> _Required actions_
(1) Answer these questions from the notes on porting Cello to the Mac, using one line for each:
(a) How many files were compiling after a good day's work?
(b) Which directive does the XCode Gas assembler not support?
(c) What is the name of the Perl program found for converting MASM to NASM?
(2) Rewrite the notes on porting Cello to the Mac between "In searching for" and "converted to %include.", inclusive, putting "the converter" in place of "Nomyso".
(3) Extend the notes on porting Cello to the Mac, beginning after their final sentence.

My first step is just to get things to compile. There are a few fun and games with templates as gcc is quite strict. There are (obviously) a lot of types defined in MFC - things like BYTE DWORD etc. I am making some stub headers with the minimum of declarations in them.

I have taken the MFC CString class and turned it into a wrapper for a CFStringRef - the code has it's own string class and it occurs to me that down the road I might consolidate them. The windows version of Cello is not Unicode which is something that down the line I will want to change. Making CString a wrapper for CFStringRef is a start - and those parts of the interface to CString that are char * I am scoping in a #ifdefs so that down the line I can flip the define, have my build break and work through the the compiler errors. The other thing is that the CFString is when I come to the UI a NSString - ready for cocoa.

I have after a good days work got 8 files compiling - the first took half a day but it gets quicker!

Saturday, May 3, 2008

NASM another way out?

The .intel_syntax directive is not supported under the XCode Gas assembler. This is not an option.

In searching for information for converting MASM to Gas I have found that, as I understand it, most assembly work is actually done on NASM, and indeed this assembler has been available as part of he default XCode installation for a long time. Gas, it seems, is primarily designed as an assembler for GCC rather than as a stand-alone assembler. NASM is also closer to MASM than Gas.

MASM assembler still needs to be converted to NASM. I found a Perl program Nomyso that will do a fair bit of he work. It looks far promising than intel2gas which proved to be very disappointing.

Problems using Nomyso:
  1. Handling of structs seems wrong
  2. Included files are copied into the resulting file rather than being converted to %include.

> _Listed records_
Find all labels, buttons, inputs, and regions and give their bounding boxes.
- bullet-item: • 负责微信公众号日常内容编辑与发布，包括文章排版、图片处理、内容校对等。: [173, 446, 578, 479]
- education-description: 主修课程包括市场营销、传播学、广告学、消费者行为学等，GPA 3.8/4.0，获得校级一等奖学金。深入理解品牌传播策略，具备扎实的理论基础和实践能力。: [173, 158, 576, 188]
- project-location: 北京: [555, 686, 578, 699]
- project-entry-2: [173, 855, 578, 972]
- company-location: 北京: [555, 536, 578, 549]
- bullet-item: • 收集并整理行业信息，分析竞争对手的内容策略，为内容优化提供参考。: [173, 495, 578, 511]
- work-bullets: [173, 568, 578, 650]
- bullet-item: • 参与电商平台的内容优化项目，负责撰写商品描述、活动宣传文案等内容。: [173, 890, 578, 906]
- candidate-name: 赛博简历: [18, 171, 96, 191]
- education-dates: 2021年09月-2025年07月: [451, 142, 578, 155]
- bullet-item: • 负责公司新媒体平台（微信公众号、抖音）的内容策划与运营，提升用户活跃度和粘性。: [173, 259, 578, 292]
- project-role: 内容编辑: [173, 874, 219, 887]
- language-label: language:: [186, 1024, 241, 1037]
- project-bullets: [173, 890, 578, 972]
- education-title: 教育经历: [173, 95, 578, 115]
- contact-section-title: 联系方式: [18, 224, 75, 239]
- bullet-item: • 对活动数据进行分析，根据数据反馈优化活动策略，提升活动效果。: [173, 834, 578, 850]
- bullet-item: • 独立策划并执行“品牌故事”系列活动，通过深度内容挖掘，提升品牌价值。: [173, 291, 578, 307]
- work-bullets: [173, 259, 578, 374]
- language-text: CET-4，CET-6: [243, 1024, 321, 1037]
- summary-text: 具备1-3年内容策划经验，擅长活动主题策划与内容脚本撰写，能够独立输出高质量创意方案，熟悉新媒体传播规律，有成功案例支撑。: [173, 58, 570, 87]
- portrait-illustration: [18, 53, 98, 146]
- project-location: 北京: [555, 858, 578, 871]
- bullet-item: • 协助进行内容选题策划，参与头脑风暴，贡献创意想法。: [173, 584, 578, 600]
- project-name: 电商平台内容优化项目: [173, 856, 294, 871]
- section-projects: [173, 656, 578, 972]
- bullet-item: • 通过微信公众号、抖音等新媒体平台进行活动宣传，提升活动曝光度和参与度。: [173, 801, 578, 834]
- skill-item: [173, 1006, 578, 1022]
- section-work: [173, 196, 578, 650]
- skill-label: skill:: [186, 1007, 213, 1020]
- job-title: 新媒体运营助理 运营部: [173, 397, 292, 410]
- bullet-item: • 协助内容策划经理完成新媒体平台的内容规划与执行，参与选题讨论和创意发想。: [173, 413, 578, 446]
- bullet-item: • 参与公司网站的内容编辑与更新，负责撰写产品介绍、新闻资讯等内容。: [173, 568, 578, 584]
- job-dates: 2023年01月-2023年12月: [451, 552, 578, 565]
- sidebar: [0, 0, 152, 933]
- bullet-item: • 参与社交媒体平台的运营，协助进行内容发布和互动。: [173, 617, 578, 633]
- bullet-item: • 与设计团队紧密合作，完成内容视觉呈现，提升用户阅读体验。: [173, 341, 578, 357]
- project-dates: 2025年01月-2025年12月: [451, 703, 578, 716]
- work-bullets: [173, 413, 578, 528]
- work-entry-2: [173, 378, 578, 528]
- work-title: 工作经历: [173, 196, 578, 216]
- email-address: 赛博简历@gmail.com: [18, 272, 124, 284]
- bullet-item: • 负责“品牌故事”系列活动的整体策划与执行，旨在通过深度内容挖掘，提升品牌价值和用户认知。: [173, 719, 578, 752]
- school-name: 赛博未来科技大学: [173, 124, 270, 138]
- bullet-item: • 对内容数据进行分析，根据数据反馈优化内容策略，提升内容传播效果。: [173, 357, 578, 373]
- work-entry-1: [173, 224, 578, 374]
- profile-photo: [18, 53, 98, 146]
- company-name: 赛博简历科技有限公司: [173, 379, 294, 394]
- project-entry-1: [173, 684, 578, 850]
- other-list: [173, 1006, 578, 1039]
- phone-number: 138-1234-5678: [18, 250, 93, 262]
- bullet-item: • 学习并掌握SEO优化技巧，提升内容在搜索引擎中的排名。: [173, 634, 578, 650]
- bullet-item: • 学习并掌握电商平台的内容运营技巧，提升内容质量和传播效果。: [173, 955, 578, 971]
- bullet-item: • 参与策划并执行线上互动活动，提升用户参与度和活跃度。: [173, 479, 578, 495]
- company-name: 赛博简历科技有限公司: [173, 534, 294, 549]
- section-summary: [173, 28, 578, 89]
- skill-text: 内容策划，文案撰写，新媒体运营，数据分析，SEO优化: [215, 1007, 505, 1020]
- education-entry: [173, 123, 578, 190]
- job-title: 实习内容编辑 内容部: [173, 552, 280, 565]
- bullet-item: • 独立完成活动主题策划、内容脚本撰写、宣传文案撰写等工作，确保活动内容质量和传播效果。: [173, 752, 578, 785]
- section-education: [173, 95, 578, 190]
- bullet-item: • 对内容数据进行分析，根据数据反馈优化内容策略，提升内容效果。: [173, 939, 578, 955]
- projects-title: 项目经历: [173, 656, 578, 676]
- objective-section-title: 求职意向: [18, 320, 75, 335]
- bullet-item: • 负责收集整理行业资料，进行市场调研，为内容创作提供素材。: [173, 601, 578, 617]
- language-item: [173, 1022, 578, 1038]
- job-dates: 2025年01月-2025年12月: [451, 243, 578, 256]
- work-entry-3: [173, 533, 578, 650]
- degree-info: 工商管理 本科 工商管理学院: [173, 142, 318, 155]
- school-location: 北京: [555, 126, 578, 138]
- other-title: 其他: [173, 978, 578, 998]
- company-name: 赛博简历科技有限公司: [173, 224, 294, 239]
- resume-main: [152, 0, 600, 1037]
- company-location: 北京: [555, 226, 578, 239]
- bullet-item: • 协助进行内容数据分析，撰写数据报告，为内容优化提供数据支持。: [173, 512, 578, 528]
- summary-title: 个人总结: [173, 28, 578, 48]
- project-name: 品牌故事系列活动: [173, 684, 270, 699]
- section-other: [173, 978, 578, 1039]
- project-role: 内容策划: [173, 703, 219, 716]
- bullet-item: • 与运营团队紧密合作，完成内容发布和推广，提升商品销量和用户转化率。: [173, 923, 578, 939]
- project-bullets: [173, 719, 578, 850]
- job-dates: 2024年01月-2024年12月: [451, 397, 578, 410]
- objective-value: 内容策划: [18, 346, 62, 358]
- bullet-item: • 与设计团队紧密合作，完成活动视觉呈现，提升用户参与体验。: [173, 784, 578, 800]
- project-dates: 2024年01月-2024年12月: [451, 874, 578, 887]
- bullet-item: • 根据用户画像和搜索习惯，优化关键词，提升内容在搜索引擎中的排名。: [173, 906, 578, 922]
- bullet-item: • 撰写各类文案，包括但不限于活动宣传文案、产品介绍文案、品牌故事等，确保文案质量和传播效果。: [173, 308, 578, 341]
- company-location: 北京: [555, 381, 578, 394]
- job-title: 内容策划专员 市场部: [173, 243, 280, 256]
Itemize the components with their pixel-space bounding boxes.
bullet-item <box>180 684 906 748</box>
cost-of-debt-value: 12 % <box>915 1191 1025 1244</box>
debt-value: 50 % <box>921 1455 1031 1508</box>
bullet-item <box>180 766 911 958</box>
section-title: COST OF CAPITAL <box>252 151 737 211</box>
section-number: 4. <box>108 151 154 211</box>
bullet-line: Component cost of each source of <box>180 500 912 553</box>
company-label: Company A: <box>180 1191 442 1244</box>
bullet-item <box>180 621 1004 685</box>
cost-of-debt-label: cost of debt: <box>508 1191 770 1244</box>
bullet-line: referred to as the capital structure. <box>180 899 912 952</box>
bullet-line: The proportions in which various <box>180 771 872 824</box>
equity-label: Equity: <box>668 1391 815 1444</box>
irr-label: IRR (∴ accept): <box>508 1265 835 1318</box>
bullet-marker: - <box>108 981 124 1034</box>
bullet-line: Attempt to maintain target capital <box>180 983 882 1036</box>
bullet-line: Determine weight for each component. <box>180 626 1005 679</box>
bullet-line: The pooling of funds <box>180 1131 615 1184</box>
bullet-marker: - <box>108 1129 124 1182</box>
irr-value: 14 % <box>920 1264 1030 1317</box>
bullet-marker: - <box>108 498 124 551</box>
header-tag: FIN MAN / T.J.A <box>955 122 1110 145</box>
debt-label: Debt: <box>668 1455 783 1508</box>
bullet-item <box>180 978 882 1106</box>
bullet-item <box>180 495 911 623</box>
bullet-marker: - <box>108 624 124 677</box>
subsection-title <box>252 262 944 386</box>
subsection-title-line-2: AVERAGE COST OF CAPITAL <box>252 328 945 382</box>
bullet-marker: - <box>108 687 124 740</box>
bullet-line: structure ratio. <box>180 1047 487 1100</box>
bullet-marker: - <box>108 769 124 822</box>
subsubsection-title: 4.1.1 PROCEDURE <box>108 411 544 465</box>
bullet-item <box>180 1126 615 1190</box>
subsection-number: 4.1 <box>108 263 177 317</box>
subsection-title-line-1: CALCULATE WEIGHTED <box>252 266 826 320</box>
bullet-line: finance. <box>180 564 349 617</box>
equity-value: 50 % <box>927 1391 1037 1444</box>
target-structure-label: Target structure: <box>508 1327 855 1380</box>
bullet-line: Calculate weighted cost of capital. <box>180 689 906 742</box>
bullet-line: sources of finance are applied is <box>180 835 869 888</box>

> _Responses_
(1)
(a) 8 files
(b) The .intel_syntax directive
(c) Nomyso

(2)
In searching for information for converting MASM to Gas I have found that, as I understand it, most assembly work is actually done on NASM, and indeed this assembler has been available as part of he default XCode installation for a long time. Gas, it seems, is primarily designed as an assembler for GCC rather than as a stand-alone assembler. NASM is also closer to MASM than Gas.

MASM assembler still needs to be converted to NASM. I found a Perl program the converter that will do a fair bit of he work. It looks far promising than intel2gas which proved to be very disappointing.

Problems using the converter:
  1. Handling of structs seems wrong
  2. Included files are copied into the resulting file rather than being converted to %include.

(3)
Some useful links:
  1. A good survey of Assemblers
  2. Apple NASM Man Page
  3. NASM Documentation
  4. Writing A Useful Program With NASM

For the moment I am going to put the business of getting jcalg to assemble under OSX/XCode to one side as I can work around it.

Friday, May 2, 2008

jcalg1 - MASM and Gas Attack

Naïvely I assumed that assembler was assembler - this assumption like the best assumptions was based on ignorance. I have done assembler back in college days college on old PDP-11, later in 6502 and a little 68000 from this it never occurred that different assemblers (with the same target language) could be so very different. As jcag1 compiles under MASM - and XCode is Gas (gcc) they are quite different. My attempts to Google-up a gas version of jcalg1 did not yield.

The options from here seem to be:
  1. Convert jcag1 to Gas. I have found a tool that claims to be able to do this intel2gas - but there is a large amount that it just can't handle.
  2. Use the .intel_syntax directive in Gas and fix up all the errors manually. This directive makes gas use the AT&T syntax which is closer to MASM.
  3. Modify my approach - change the original windows version of Cello so that it saves and opens files that are not compressed and thereby just side-step this problem. This would allow me to still create sample files.
Of these approaches the last will obviously work - however I will have a crack at the .intel_syntax directive and see if it has millage.

Thursday, May 1, 2008

Initial plan of attack

My plan of attack to get Cello out of the water is to port the file operations first. The first goal is to have something running on the Mac that can read a file (sample files generated from the Windows version) and then to be able to create the results (also a file). After that I can look at the visual representation of the file (getting it all to draw), the UI and all of the rest of it.

The program is written almost entirely in C++, so I figured that my start would be to map the file operations (etc.) to Core Foundation. Looking at the code, and from the brief tour of it from one of the Windows engineers Cello reads and writes compressed files. It uses a library called jcalg1 which is written in assembler. So the first dirty hands will be getting it to assemble in XCode.